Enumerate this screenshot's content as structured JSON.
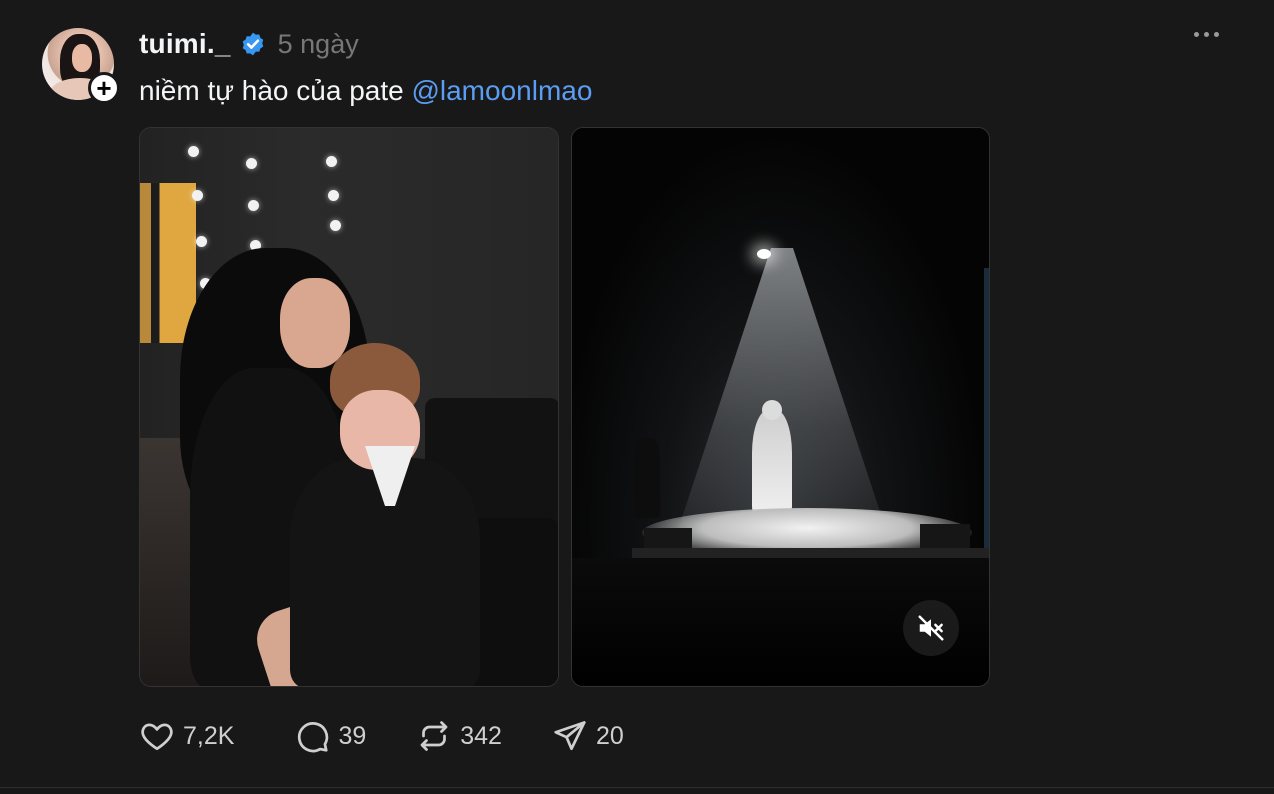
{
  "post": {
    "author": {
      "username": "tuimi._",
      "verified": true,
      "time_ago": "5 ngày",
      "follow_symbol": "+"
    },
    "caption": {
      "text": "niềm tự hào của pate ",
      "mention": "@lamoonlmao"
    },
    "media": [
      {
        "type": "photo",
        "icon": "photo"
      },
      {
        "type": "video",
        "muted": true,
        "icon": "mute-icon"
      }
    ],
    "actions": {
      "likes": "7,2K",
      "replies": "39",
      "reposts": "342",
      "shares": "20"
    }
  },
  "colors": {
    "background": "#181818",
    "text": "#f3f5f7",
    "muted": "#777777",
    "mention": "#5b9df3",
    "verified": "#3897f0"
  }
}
§
[REQUIREMENT]
Leaving aside the images, write out the entries above word for word.

[PROBLEM SOLUTION]
Enumerate this screenshot's content as structured JSON.
{
  "post": {
    "author": {
      "username": "tuimi._",
      "verified": true,
      "time_ago": "5 ngày",
      "follow_symbol": "+"
    },
    "caption": {
      "text": "niềm tự hào của pate ",
      "mention": "@lamoonlmao"
    },
    "media": [
      {
        "type": "photo",
        "icon": "photo"
      },
      {
        "type": "video",
        "muted": true,
        "icon": "mute-icon"
      }
    ],
    "actions": {
      "likes": "7,2K",
      "replies": "39",
      "reposts": "342",
      "shares": "20"
    }
  },
  "colors": {
    "background": "#181818",
    "text": "#f3f5f7",
    "muted": "#777777",
    "mention": "#5b9df3",
    "verified": "#3897f0"
  }
}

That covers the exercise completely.